BEGIN QUOTED PASSAGE

Saturday, January 1, 2011


Whether you are drawn to his music or not, Cage was a brilliant thinker whose words , spoken or written, never fail to intrigue and captivate the imagination. Personally I find his early pieces, especially his first String Quartet and short piano works to exhibit a great timeless simplicity and beauty, that predate the integration of Zen thought into Western Art and Lifestyle that started to flourish in the 60's, as well as the Minimalist style of music that was to become so popular in the 70's and 80's. Similarly, I find his later "Number" pieces to reflect these earlier works as a kind of mature and distilled refinement of this original conception of music. At the risk of sounding facetious, you could make the case that Cage is what Bach might have been, had he been a Haiku master …. His prolific compositional body of work certainly seems Bachian. I was boarding a plane in Seoul on my way to Kyoto for the first time in my life, when, reading a copy of the International Tribune, I happened upon the news of Cage's passing. This proved to become a synchronous event for me, as I had no idea that I would spend the next week of my life visiting numerous Zen temples and rock gardens , especially Ryoanji which was such a important touchstone for Cage's art, both musical and visual.
Lurtsema was a wonderful radio host on WGBH whose breadth of knowledge on things musical and non musical allowed him to create fascinating "themed" musical/historical programs . His show was a daily staple in New England and his warm pipes made for many a wonderful morning of coffee and listening pleasure. It still brings a smile to my face when I remember him making a unique way of appealing to his listeners during a WGBH fund raising period. Lurtsema's show , Morning Pro Musica, always began with a few minutes of birdsong that gradually faded in his theme music, and finally his own spoken greeting. During this fundraiser he made his point by starting his show with dead air for the normally prescribed time duration of the open. He followed this with the observation that this is what listeners could expect if funds were to dry up. i am sure people rushed to their checkbooks.

END QUOTED PASSAGE

**REQUIREMENT A:** According to the blog post, what three parts made up the opening of Morning Pro Musica, in order?
**REQUIREMENT B:** In the blog post, which newspaper was the writer reading when they learned of Cage's death?
**REQUIREMENT C:** Resume the blog post about Cage and Lurtsema after its last sentence.
The listing below is separate material, not part of the blog post.

BEGIN PROVIDED DATA

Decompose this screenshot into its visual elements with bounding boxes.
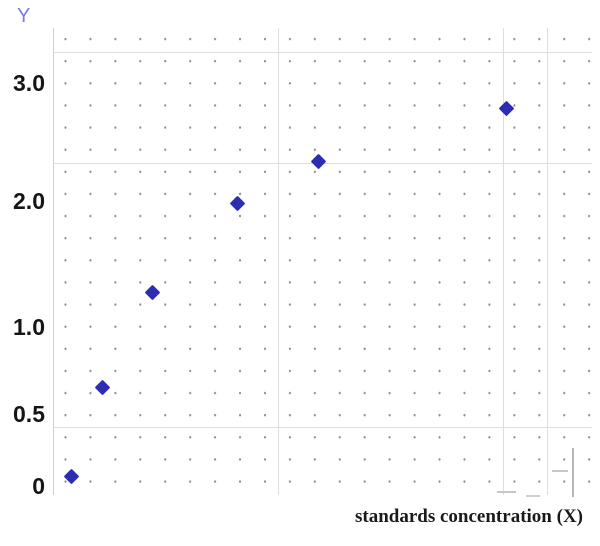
data-point-diamond bbox=[63, 468, 79, 484]
data-point-diamond bbox=[94, 379, 110, 395]
grid-major-hline bbox=[53, 427, 592, 428]
data-point-diamond bbox=[498, 100, 514, 116]
ghost-ui-fragment bbox=[526, 495, 540, 497]
y-axis-title: Y bbox=[17, 5, 32, 27]
grid-major-vline bbox=[278, 28, 279, 495]
grid-major-vline bbox=[547, 28, 548, 495]
y-tick-label: 0 bbox=[32, 473, 45, 499]
grid-major-hline bbox=[53, 52, 592, 53]
data-point-diamond bbox=[310, 153, 326, 169]
x-axis-title: standards concentration (X) bbox=[355, 506, 583, 527]
data-point-diamond bbox=[229, 195, 245, 211]
grid-major-vline bbox=[53, 28, 54, 495]
ghost-ui-fragment bbox=[572, 448, 574, 497]
ghost-ui-fragment bbox=[497, 491, 516, 493]
ghost-ui-fragment bbox=[552, 470, 568, 472]
data-point-diamond bbox=[144, 284, 160, 300]
y-tick-label: 0.5 bbox=[13, 401, 45, 427]
y-tick-label: 1.0 bbox=[13, 314, 45, 340]
grid-major-vline bbox=[503, 28, 504, 495]
plot-area bbox=[53, 28, 592, 495]
y-tick-label: 3.0 bbox=[13, 70, 45, 96]
y-tick-label: 2.0 bbox=[13, 188, 45, 214]
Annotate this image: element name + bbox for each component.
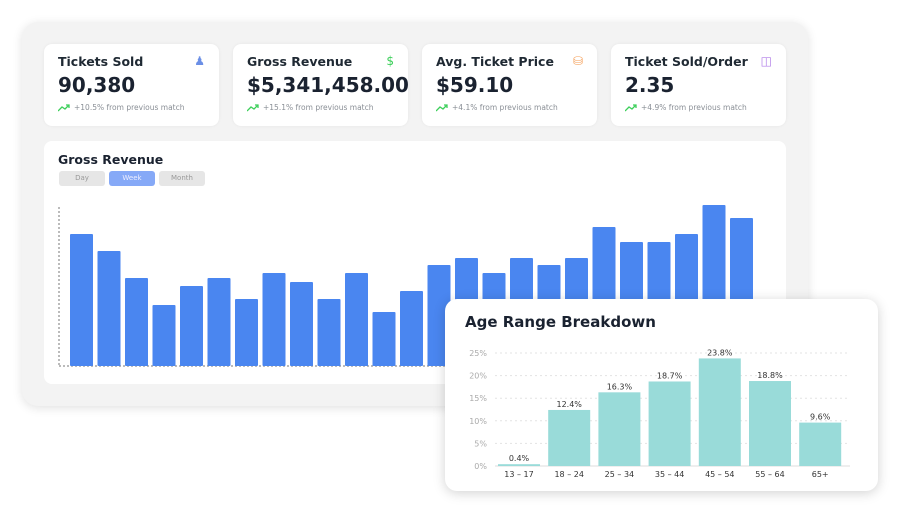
kpi-change: +4.9% from previous match	[641, 103, 747, 112]
x-tick-label: 25 – 34	[605, 470, 634, 479]
revenue-bar	[400, 291, 423, 366]
age-bar	[648, 381, 691, 466]
trend-up-icon	[58, 103, 70, 111]
gross-revenue-title: Gross Revenue	[58, 152, 164, 167]
data-label: 23.8%	[707, 348, 733, 357]
kpi-title: Ticket Sold/Order	[625, 54, 748, 69]
period-month-button[interactable]: Month	[159, 171, 205, 186]
data-label: 18.8%	[757, 371, 783, 380]
period-week-button[interactable]: Week	[109, 171, 155, 186]
x-tick-label: 55 – 64	[755, 470, 784, 479]
x-tick-label: 35 – 44	[655, 470, 684, 479]
kpi-change: +4.1% from previous match	[452, 103, 558, 112]
revenue-bar	[70, 234, 93, 366]
data-label: 16.3%	[607, 382, 633, 391]
kpi-card: Avg. Ticket Price ⛁ $59.10 +4.1% from pr…	[422, 44, 597, 126]
kpi-change: +15.1% from previous match	[263, 103, 374, 112]
age-bar	[598, 392, 641, 466]
data-label: 12.4%	[556, 400, 582, 409]
x-tick-label: 65+	[812, 470, 829, 479]
revenue-bar	[207, 278, 231, 366]
data-label: 9.6%	[810, 413, 831, 422]
kpi-title: Avg. Ticket Price	[436, 54, 554, 69]
revenue-bar	[345, 273, 368, 366]
data-label: 18.7%	[657, 371, 683, 380]
age-range-title: Age Range Breakdown	[465, 313, 656, 331]
x-tick-label: 45 – 54	[705, 470, 734, 479]
age-bar	[498, 464, 540, 466]
revenue-bar	[262, 273, 286, 366]
y-tick-label: 15%	[469, 394, 487, 403]
age-range-chart: 0% 5% 10% 15% 20% 25% 0.4% 13 – 17 12.4% 18 – 24 1…	[469, 348, 850, 479]
y-tick-label: 10%	[469, 417, 487, 426]
age-bar	[698, 358, 741, 466]
revenue-bar	[97, 251, 121, 366]
kpi-card: Ticket Sold/Order ◫ 2.35 +4.9% from prev…	[611, 44, 786, 126]
age-bar	[749, 381, 791, 466]
revenue-bar	[372, 312, 396, 366]
y-tick-label: 20%	[469, 372, 487, 381]
trend-up-icon	[247, 103, 259, 111]
basket-icon: ◫	[760, 54, 772, 68]
age-bar	[548, 409, 591, 466]
x-tick-label: 18 – 24	[554, 470, 583, 479]
revenue-bar	[317, 299, 341, 366]
revenue-bar	[125, 278, 148, 366]
data-label: 0.4%	[509, 454, 530, 463]
y-tick-label: 0%	[474, 462, 487, 471]
revenue-bar	[427, 265, 451, 366]
kpi-title: Tickets Sold	[58, 54, 144, 69]
trend-up-icon	[625, 103, 637, 111]
kpi-card: Tickets Sold ♟ 90,380 +10.5% from previo…	[44, 44, 219, 126]
revenue-bar	[290, 282, 313, 366]
age-range-card: Age Range Breakdown 0% 5% 10% 15% 20% 25% 0.4%…	[445, 299, 878, 491]
kpi-value: $59.10	[436, 73, 514, 97]
revenue-bar	[152, 305, 176, 366]
kpi-value: 90,380	[58, 73, 136, 97]
age-bar	[799, 422, 842, 466]
kpi-card: Gross Revenue $ $5,341,458.00 +15.1% fro…	[233, 44, 409, 126]
y-tick-label: 5%	[474, 439, 487, 448]
y-tick-label: 25%	[469, 349, 487, 358]
trend-up-icon	[436, 103, 448, 111]
revenue-bar	[180, 286, 203, 366]
kpi-title: Gross Revenue	[247, 54, 353, 69]
period-day-button[interactable]: Day	[59, 171, 105, 186]
kpi-change: +10.5% from previous match	[74, 103, 185, 112]
kpi-value: 2.35	[625, 73, 675, 97]
users-icon: ♟	[194, 54, 205, 68]
kpi-value: $5,341,458.00	[247, 73, 409, 97]
dollar-icon: $	[386, 54, 394, 68]
revenue-bar	[235, 299, 258, 366]
x-tick-label: 13 – 17	[504, 470, 533, 479]
coins-icon: ⛁	[572, 54, 583, 68]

END PROVIDED DATA

**TASK ANSWER A:** A few minutes of birdsong, then the theme music fading in, then Lurtsema's own spoken greeting.

**TASK ANSWER B:** The International Tribune.

**TASK ANSWER C:**
I had taped the first interview offered here when it occurred and listened to it many, many times. In 1994, shortly after moving to Columbia, MD. from Westerly, RI., my car was broken into and tapes including the interview were stolen. I called WGBH and spoke to some kind soul who, after hearing my plight, offered to send me a copy on cassette. When it arrived, it contained the bonus of another interview with these two men from 1993. It is also offered here. I sent, if memory serves, a check for 50$ to WGBH as a small thanks for the the kindness extend to me . If you decide to download and enjoy these remarkable conversations, perhaps you will find it in your heart to contribute to your own choice of public service.



Dan said...

I'm more familiar with some of the Cage's minimalist "followers" than with Cage himself and he's long been on my list to explore, but I haven't taken the time to poke around and find recommendations as far as the best way in. And, composers are more difficult for me than other types of musical artists because you have to think not just about which pieces to hear first but which performances. So, with all that in mind, if one were going to buy a CD of John Cage music for the first time, what one (or several) would you suggest?

Rob said...

Thank you so very much for the Cage-Lurtsema interview. It's absolutely wonderful. I too miss Robert J. and his morning program. Cage has left us so much great music. Thank you again (from Westerly RI!) Rob

Wall Matthews said...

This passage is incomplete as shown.